START DATASET EXTRACT
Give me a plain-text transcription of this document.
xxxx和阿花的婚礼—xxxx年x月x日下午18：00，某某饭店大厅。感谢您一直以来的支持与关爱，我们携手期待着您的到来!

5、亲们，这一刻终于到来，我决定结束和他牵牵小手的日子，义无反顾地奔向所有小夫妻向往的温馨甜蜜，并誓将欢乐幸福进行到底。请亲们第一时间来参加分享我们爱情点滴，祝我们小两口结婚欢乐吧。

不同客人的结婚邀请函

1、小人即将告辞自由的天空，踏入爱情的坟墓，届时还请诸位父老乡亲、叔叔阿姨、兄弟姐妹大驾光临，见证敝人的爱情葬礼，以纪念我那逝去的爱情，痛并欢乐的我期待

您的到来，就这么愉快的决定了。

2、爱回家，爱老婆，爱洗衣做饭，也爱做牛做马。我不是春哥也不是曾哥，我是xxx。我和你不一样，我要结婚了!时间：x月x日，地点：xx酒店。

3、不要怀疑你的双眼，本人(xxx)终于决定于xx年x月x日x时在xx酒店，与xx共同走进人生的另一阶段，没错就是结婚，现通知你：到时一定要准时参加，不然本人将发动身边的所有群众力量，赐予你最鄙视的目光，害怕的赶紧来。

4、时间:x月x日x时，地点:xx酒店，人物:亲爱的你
END DATASET EXTRACT
▶ [WHAT IS NEEDED]:
Copy every line of the material, please, keeping it exactly the same.

▶ [RESULT FOR THIS TASK]:
Give me a plain-text transcription of this document.
xxxx和阿花的婚礼—xxxx年x月x日下午18：00，某某饭店大厅。感谢您一直以来的支持与关爱，我们携手期待着您的到来!

5、亲们，这一刻终于到来，我决定结束和他牵牵小手的日子，义无反顾地奔向所有小夫妻向往的温馨甜蜜，并誓将欢乐幸福进行到底。请亲们第一时间来参加分享我们爱情点滴，祝我们小两口结婚欢乐吧。

不同客人的结婚邀请函

1、小人即将告辞自由的天空，踏入爱情的坟墓，届时还请诸位父老乡亲、叔叔阿姨、兄弟姐妹大驾光临，见证敝人的爱情葬礼，以纪念我那逝去的爱情，痛并欢乐的我期待

您的到来，就这么愉快的决定了。

2、爱回家，爱老婆，爱洗衣做饭，也爱做牛做马。我不是春哥也不是曾哥，我是xxx。我和你不一样，我要结婚了!时间：x月x日，地点：xx酒店。

3、不要怀疑你的双眼，本人(xxx)终于决定于xx年x月x日x时在xx酒店，与xx共同走进人生的另一阶段，没错就是结婚，现通知你：到时一定要准时参加，不然本人将发动身边的所有群众力量，赐予你最鄙视的目光，害怕的赶紧来。

4、时间:x月x日x时，地点:xx酒店，人物:亲爱的你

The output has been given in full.